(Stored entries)
___

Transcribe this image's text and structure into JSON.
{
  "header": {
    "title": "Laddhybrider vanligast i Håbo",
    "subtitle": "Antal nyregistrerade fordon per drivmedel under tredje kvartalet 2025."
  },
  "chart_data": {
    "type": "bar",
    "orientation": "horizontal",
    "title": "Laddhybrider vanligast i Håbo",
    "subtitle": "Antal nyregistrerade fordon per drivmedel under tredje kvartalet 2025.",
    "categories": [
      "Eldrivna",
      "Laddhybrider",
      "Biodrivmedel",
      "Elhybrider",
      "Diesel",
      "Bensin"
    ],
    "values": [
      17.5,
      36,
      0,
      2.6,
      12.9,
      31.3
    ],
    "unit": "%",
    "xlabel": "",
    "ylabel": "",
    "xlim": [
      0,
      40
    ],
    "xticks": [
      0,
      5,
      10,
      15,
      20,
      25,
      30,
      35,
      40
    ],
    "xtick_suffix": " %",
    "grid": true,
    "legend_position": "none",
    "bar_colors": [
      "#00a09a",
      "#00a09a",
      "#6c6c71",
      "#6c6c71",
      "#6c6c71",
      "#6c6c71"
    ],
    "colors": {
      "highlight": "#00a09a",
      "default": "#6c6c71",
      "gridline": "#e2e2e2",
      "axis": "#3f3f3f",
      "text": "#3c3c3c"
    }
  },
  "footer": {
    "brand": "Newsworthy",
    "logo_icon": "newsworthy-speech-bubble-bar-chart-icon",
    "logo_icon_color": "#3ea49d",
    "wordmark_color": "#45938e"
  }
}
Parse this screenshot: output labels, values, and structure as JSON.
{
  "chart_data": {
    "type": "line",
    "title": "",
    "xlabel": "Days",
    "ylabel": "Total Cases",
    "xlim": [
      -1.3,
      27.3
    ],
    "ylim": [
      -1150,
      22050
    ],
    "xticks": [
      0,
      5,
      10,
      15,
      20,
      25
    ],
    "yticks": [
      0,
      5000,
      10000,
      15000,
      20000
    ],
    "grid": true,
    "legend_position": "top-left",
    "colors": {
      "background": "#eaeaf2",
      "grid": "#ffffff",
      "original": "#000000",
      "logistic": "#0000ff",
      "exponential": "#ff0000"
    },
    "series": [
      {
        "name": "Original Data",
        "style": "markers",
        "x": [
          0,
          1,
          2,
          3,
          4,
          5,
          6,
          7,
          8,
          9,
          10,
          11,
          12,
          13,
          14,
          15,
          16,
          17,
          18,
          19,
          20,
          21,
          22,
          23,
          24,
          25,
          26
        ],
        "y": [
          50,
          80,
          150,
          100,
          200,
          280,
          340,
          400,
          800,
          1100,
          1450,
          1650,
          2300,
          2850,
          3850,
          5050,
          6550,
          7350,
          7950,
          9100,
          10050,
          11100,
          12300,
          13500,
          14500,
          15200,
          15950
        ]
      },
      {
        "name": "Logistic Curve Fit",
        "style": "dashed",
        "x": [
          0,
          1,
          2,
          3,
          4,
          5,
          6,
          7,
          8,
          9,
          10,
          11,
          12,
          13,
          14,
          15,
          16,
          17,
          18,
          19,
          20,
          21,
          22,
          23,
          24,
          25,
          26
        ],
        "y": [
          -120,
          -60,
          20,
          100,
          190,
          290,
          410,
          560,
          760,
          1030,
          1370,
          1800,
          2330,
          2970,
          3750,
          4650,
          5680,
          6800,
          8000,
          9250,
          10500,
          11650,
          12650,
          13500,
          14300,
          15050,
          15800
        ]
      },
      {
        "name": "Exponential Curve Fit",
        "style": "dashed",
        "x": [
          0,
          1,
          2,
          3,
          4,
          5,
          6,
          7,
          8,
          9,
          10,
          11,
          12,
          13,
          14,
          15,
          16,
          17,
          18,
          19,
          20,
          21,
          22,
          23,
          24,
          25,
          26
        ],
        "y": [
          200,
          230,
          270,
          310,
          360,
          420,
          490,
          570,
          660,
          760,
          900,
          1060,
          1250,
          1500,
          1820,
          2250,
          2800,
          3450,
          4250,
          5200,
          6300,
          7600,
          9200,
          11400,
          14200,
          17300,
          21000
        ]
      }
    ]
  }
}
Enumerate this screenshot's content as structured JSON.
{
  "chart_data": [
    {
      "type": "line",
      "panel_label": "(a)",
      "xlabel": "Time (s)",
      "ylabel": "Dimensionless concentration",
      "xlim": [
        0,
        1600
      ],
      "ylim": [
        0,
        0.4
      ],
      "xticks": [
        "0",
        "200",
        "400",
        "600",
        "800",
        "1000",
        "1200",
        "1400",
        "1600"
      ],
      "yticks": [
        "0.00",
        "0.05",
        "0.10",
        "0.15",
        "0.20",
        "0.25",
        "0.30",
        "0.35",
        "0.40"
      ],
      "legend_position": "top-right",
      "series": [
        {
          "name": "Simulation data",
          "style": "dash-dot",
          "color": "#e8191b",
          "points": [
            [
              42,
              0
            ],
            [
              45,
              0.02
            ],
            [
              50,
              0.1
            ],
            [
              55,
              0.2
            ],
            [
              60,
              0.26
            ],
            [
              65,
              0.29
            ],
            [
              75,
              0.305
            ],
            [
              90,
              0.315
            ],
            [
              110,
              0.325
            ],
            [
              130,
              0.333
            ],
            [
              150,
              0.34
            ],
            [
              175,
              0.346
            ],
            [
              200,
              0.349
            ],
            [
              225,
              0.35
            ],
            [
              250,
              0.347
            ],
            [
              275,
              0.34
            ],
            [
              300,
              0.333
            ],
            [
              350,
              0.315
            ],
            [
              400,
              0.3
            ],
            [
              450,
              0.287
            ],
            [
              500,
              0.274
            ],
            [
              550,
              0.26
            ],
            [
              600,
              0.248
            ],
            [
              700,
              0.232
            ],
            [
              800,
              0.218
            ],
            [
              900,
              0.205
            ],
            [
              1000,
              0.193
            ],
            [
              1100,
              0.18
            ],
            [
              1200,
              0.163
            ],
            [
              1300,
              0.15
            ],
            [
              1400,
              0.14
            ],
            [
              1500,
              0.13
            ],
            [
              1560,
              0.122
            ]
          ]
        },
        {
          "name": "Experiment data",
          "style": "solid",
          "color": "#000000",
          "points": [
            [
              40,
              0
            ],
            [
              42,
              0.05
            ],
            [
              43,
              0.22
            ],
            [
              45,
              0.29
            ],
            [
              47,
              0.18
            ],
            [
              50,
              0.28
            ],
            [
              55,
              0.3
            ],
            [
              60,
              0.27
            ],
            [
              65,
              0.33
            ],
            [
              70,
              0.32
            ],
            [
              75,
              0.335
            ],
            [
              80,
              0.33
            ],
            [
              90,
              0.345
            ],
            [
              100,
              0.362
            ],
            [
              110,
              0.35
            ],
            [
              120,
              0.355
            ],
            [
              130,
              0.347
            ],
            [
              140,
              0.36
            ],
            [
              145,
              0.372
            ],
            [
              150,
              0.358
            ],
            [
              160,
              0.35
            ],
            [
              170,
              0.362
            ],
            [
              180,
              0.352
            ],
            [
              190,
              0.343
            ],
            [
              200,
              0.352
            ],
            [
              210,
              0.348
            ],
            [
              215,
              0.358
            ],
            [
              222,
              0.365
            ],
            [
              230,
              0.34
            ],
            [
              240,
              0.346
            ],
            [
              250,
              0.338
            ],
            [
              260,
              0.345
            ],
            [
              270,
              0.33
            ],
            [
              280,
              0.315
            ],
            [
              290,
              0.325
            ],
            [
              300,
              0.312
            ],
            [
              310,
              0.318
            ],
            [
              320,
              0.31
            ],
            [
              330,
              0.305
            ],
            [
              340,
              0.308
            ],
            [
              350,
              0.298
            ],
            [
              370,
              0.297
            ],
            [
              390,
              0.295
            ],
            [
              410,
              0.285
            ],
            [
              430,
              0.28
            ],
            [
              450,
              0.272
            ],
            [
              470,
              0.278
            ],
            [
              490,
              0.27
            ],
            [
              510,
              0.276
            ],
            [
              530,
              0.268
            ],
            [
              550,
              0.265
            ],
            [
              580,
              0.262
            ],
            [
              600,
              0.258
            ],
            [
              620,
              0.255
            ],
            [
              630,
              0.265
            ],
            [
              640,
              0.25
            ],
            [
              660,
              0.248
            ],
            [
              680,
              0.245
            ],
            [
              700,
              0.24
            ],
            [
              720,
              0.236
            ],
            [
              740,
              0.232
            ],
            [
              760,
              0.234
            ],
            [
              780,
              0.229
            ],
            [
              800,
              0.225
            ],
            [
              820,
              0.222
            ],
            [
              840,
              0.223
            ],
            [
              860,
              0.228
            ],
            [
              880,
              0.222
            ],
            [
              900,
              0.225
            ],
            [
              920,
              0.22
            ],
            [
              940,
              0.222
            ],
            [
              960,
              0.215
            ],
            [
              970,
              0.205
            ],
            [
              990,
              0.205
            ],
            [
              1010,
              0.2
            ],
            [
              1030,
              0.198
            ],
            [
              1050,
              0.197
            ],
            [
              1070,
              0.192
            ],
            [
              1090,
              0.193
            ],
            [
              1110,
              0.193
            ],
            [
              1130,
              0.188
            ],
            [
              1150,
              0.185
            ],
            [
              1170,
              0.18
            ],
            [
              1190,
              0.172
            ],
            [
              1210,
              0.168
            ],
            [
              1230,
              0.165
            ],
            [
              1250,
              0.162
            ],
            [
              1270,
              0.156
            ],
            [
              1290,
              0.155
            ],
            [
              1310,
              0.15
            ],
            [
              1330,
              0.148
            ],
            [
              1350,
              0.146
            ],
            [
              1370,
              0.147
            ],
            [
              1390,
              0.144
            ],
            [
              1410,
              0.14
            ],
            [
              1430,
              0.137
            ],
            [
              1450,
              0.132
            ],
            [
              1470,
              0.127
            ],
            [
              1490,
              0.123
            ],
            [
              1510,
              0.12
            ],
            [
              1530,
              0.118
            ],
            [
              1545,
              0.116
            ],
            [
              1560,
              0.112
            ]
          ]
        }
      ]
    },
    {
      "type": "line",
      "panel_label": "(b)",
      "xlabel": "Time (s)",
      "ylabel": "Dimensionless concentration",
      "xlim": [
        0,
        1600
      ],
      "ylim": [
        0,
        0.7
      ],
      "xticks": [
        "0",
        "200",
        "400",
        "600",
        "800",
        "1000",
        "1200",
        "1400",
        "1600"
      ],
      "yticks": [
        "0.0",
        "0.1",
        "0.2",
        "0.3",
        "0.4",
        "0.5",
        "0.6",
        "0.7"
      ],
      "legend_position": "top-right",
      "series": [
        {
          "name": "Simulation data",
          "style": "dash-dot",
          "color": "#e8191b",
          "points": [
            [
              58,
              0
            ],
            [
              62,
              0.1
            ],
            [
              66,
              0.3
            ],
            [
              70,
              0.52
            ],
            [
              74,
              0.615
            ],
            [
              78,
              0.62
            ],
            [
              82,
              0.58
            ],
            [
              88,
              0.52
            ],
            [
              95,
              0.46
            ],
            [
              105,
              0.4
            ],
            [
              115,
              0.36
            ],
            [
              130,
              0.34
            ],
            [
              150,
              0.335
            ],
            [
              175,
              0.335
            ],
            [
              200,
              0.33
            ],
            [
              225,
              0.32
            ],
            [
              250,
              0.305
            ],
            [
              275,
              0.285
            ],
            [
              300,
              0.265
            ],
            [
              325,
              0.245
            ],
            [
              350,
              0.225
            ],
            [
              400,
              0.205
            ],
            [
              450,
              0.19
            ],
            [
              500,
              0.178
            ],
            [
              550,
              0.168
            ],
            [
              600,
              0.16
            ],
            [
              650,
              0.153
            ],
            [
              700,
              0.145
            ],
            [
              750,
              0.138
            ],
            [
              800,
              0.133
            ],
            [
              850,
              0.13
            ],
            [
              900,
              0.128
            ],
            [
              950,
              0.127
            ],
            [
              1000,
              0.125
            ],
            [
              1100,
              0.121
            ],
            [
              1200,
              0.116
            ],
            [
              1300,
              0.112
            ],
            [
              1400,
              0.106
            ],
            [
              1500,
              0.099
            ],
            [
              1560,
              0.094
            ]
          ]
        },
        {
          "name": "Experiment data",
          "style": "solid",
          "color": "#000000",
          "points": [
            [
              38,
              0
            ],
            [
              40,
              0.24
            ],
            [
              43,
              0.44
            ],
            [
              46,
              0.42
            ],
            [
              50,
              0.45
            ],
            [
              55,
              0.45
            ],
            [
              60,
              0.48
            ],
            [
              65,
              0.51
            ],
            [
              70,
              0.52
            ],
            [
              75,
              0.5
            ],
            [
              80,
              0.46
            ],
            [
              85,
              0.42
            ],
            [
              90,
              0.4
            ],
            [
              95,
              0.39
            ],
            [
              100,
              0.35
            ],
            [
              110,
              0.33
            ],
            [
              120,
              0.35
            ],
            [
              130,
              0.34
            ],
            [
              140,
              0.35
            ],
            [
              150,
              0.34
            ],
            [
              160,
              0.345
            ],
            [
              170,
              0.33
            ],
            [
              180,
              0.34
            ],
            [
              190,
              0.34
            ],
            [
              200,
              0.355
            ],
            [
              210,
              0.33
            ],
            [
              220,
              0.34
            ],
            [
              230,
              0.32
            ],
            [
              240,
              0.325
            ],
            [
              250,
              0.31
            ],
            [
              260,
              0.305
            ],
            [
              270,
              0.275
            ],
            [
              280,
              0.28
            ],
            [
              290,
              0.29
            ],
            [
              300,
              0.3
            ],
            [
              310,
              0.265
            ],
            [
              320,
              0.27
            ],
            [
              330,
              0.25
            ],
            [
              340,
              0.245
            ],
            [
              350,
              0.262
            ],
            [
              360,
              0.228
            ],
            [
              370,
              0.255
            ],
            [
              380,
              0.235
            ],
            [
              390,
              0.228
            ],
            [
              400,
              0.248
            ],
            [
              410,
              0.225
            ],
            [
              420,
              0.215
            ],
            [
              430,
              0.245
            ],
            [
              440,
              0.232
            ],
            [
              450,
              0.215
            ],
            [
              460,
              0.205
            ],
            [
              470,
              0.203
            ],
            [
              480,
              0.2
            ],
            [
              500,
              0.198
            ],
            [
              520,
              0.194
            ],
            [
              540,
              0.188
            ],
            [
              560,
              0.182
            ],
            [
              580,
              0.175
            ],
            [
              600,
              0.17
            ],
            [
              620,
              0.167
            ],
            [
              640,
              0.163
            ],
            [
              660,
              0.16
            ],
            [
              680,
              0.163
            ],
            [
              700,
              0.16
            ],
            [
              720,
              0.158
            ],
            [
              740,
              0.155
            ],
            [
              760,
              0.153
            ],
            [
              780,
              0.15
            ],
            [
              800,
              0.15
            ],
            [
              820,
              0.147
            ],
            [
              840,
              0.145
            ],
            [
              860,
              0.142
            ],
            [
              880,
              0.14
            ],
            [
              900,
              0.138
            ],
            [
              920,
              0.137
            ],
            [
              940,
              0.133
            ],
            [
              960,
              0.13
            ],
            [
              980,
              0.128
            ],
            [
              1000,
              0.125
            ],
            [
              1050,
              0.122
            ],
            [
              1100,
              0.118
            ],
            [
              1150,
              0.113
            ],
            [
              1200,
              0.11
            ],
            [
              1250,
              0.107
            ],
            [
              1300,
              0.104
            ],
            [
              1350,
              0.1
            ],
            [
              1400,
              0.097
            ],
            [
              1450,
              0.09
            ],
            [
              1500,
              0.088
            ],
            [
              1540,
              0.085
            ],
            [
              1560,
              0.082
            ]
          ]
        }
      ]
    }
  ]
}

___

### What the task requires
In the listing above, locate each line with "Antal" and copy it.

### Result of this exercise
    "subtitle": "Antal nyregistrerade fordon per drivmedel under tredje kvartalet 2025."
    "subtitle": "Antal nyregistrerade fordon per drivmedel under tredje kvartalet 2025.",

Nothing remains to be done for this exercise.